Work to be completed: Output all of the entries below precisely as written.
-- START OF Information supplied --
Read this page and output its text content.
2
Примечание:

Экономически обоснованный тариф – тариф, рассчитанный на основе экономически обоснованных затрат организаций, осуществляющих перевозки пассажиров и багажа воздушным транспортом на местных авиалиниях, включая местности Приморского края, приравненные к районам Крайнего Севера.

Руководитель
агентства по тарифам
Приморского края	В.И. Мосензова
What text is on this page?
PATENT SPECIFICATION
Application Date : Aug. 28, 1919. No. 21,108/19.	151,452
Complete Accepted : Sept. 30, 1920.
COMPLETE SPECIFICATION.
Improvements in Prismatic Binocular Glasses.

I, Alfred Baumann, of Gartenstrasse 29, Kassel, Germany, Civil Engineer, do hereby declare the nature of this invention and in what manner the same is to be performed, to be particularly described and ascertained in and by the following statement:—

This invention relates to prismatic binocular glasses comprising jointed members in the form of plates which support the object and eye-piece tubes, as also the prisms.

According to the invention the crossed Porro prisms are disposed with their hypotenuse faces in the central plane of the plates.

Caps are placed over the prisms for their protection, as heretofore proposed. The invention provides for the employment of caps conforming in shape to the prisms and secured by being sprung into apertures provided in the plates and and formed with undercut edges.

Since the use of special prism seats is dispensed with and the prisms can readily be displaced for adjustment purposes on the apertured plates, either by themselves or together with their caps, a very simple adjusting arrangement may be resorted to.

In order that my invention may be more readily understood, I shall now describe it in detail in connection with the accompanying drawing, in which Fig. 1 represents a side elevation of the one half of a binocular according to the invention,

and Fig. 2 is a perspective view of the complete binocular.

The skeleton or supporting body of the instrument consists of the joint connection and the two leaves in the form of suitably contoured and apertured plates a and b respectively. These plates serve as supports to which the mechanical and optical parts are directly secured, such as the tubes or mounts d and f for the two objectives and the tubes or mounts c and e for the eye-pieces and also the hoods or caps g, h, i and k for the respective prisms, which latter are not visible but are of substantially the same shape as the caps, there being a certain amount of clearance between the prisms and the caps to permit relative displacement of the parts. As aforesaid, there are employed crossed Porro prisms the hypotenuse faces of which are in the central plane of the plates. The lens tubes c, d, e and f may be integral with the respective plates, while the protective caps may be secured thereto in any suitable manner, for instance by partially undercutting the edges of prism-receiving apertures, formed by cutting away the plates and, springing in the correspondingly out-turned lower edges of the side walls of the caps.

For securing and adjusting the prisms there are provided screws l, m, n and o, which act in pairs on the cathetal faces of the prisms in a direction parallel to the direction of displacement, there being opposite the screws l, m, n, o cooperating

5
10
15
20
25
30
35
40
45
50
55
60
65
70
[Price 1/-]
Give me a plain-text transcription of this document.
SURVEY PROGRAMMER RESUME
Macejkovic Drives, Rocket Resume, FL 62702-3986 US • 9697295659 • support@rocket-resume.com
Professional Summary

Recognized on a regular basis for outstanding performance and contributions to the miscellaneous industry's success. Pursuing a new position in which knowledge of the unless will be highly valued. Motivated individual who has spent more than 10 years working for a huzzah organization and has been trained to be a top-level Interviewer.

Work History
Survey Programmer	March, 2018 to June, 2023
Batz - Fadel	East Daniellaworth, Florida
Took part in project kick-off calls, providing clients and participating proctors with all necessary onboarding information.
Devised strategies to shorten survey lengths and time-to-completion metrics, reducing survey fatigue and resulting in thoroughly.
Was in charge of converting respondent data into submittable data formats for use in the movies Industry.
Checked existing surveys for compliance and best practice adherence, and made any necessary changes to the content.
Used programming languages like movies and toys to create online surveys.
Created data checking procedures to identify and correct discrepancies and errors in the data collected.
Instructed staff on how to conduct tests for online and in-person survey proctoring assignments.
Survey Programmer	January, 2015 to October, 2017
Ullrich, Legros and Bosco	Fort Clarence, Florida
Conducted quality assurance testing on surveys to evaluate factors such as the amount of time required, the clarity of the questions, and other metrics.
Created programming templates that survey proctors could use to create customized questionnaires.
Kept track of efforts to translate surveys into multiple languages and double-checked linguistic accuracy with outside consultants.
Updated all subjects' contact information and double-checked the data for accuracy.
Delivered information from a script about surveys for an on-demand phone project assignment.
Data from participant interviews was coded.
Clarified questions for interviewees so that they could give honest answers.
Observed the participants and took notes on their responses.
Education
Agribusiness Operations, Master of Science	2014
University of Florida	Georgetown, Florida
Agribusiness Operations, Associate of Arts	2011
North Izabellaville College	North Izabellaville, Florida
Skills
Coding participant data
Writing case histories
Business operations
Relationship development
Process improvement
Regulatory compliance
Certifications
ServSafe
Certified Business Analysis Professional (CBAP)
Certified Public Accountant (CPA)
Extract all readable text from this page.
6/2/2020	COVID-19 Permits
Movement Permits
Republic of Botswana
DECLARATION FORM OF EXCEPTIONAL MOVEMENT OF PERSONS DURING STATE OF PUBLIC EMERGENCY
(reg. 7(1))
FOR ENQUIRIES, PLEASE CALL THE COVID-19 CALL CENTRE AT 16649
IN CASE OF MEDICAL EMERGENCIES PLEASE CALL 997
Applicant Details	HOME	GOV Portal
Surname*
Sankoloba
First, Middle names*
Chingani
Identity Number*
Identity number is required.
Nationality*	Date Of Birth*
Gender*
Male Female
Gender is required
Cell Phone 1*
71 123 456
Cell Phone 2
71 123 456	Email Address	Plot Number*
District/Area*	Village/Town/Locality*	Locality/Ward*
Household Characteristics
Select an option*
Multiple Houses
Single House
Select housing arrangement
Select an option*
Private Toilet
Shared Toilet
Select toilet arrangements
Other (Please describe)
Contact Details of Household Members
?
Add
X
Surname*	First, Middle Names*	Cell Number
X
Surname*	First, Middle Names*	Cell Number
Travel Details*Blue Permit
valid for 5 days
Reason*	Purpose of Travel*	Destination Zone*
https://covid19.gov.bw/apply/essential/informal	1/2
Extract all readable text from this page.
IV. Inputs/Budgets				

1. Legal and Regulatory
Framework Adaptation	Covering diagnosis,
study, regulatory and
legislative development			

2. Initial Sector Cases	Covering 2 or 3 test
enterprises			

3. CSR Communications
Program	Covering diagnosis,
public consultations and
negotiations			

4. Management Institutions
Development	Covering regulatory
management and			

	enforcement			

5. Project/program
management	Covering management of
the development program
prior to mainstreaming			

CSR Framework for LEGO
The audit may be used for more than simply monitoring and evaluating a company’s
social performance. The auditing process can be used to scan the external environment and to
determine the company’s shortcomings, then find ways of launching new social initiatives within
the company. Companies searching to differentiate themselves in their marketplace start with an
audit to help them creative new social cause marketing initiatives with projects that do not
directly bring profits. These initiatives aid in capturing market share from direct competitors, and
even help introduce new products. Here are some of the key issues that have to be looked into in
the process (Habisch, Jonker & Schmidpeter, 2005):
-- END OF Information supplied --
Answer in full:
Read this page and output its text content.
2
Примечание:

Экономически обоснованный тариф – тариф, рассчитанный на основе экономически обоснованных затрат организаций, осуществляющих перевозки пассажиров и багажа воздушным транспортом на местных авиалиниях, включая местности Приморского края, приравненные к районам Крайнего Севера.

Руководитель
агентства по тарифам
Приморского края	В.И. Мосензова
What text is on this page?
PATENT SPECIFICATION
Application Date : Aug. 28, 1919. No. 21,108/19.	151,452
Complete Accepted : Sept. 30, 1920.
COMPLETE SPECIFICATION.
Improvements in Prismatic Binocular Glasses.

I, Alfred Baumann, of Gartenstrasse 29, Kassel, Germany, Civil Engineer, do hereby declare the nature of this invention and in what manner the same is to be performed, to be particularly described and ascertained in and by the following statement:—

This invention relates to prismatic binocular glasses comprising jointed members in the form of plates which support the object and eye-piece tubes, as also the prisms.

According to the invention the crossed Porro prisms are disposed with their hypotenuse faces in the central plane of the plates.

Caps are placed over the prisms for their protection, as heretofore proposed. The invention provides for the employment of caps conforming in shape to the prisms and secured by being sprung into apertures provided in the plates and and formed with undercut edges.

Since the use of special prism seats is dispensed with and the prisms can readily be displaced for adjustment purposes on the apertured plates, either by themselves or together with their caps, a very simple adjusting arrangement may be resorted to.

In order that my invention may be more readily understood, I shall now describe it in detail in connection with the accompanying drawing, in which Fig. 1 represents a side elevation of the one half of a binocular according to the invention,

and Fig. 2 is a perspective view of the complete binocular.

The skeleton or supporting body of the instrument consists of the joint connection and the two leaves in the form of suitably contoured and apertured plates a and b respectively. These plates serve as supports to which the mechanical and optical parts are directly secured, such as the tubes or mounts d and f for the two objectives and the tubes or mounts c and e for the eye-pieces and also the hoods or caps g, h, i and k for the respective prisms, which latter are not visible but are of substantially the same shape as the caps, there being a certain amount of clearance between the prisms and the caps to permit relative displacement of the parts. As aforesaid, there are employed crossed Porro prisms the hypotenuse faces of which are in the central plane of the plates. The lens tubes c, d, e and f may be integral with the respective plates, while the protective caps may be secured thereto in any suitable manner, for instance by partially undercutting the edges of prism-receiving apertures, formed by cutting away the plates and, springing in the correspondingly out-turned lower edges of the side walls of the caps.

For securing and adjusting the prisms there are provided screws l, m, n and o, which act in pairs on the cathetal faces of the prisms in a direction parallel to the direction of displacement, there being opposite the screws l, m, n, o cooperating

5
10
15
20
25
30
35
40
45
50
55
60
65
70
[Price 1/-]
Give me a plain-text transcription of this document.
SURVEY PROGRAMMER RESUME
Macejkovic Drives, Rocket Resume, FL 62702-3986 US • 9697295659 • support@rocket-resume.com
Professional Summary

Recognized on a regular basis for outstanding performance and contributions to the miscellaneous industry's success. Pursuing a new position in which knowledge of the unless will be highly valued. Motivated individual who has spent more than 10 years working for a huzzah organization and has been trained to be a top-level Interviewer.

Work History
Survey Programmer	March, 2018 to June, 2023
Batz - Fadel	East Daniellaworth, Florida
Took part in project kick-off calls, providing clients and participating proctors with all necessary onboarding information.
Devised strategies to shorten survey lengths and time-to-completion metrics, reducing survey fatigue and resulting in thoroughly.
Was in charge of converting respondent data into submittable data formats for use in the movies Industry.
Checked existing surveys for compliance and best practice adherence, and made any necessary changes to the content.
Used programming languages like movies and toys to create online surveys.
Created data checking procedures to identify and correct discrepancies and errors in the data collected.
Instructed staff on how to conduct tests for online and in-person survey proctoring assignments.
Survey Programmer	January, 2015 to October, 2017
Ullrich, Legros and Bosco	Fort Clarence, Florida
Conducted quality assurance testing on surveys to evaluate factors such as the amount of time required, the clarity of the questions, and other metrics.
Created programming templates that survey proctors could use to create customized questionnaires.
Kept track of efforts to translate surveys into multiple languages and double-checked linguistic accuracy with outside consultants.
Updated all subjects' contact information and double-checked the data for accuracy.
Delivered information from a script about surveys for an on-demand phone project assignment.
Data from participant interviews was coded.
Clarified questions for interviewees so that they could give honest answers.
Observed the participants and took notes on their responses.
Education
Agribusiness Operations, Master of Science	2014
University of Florida	Georgetown, Florida
Agribusiness Operations, Associate of Arts	2011
North Izabellaville College	North Izabellaville, Florida
Skills
Coding participant data
Writing case histories
Business operations
Relationship development
Process improvement
Regulatory compliance
Certifications
ServSafe
Certified Business Analysis Professional (CBAP)
Certified Public Accountant (CPA)
Extract all readable text from this page.
6/2/2020	COVID-19 Permits
Movement Permits
Republic of Botswana
DECLARATION FORM OF EXCEPTIONAL MOVEMENT OF PERSONS DURING STATE OF PUBLIC EMERGENCY
(reg. 7(1))
FOR ENQUIRIES, PLEASE CALL THE COVID-19 CALL CENTRE AT 16649
IN CASE OF MEDICAL EMERGENCIES PLEASE CALL 997
Applicant Details	HOME	GOV Portal
Surname*
Sankoloba
First, Middle names*
Chingani
Identity Number*
Identity number is required.
Nationality*	Date Of Birth*
Gender*
Male Female
Gender is required
Cell Phone 1*
71 123 456
Cell Phone 2
71 123 456	Email Address	Plot Number*
District/Area*	Village/Town/Locality*	Locality/Ward*
Household Characteristics
Select an option*
Multiple Houses
Single House
Select housing arrangement
Select an option*
Private Toilet
Shared Toilet
Select toilet arrangements
Other (Please describe)
Contact Details of Household Members
?
Add
X
Surname*	First, Middle Names*	Cell Number
X
Surname*	First, Middle Names*	Cell Number
Travel Details*Blue Permit
valid for 5 days
Reason*	Purpose of Travel*	Destination Zone*
https://covid19.gov.bw/apply/essential/informal	1/2
Extract all readable text from this page.
IV. Inputs/Budgets				

1. Legal and Regulatory
Framework Adaptation	Covering diagnosis,
study, regulatory and
legislative development			

2. Initial Sector Cases	Covering 2 or 3 test
enterprises			

3. CSR Communications
Program	Covering diagnosis,
public consultations and
negotiations			

4. Management Institutions
Development	Covering regulatory
management and			

	enforcement			

5. Project/program
management	Covering management of
the development program
prior to mainstreaming			

CSR Framework for LEGO
The audit may be used for more than simply monitoring and evaluating a company’s
social performance. The auditing process can be used to scan the external environment and to
determine the company’s shortcomings, then find ways of launching new social initiatives within
the company. Companies searching to differentiate themselves in their marketplace start with an
audit to help them creative new social cause marketing initiatives with projects that do not
directly bring profits. These initiatives aid in capturing market share from direct competitors, and
even help introduce new products. Here are some of the key issues that have to be looked into in
the process (Habisch, Jonker & Schmidpeter, 2005):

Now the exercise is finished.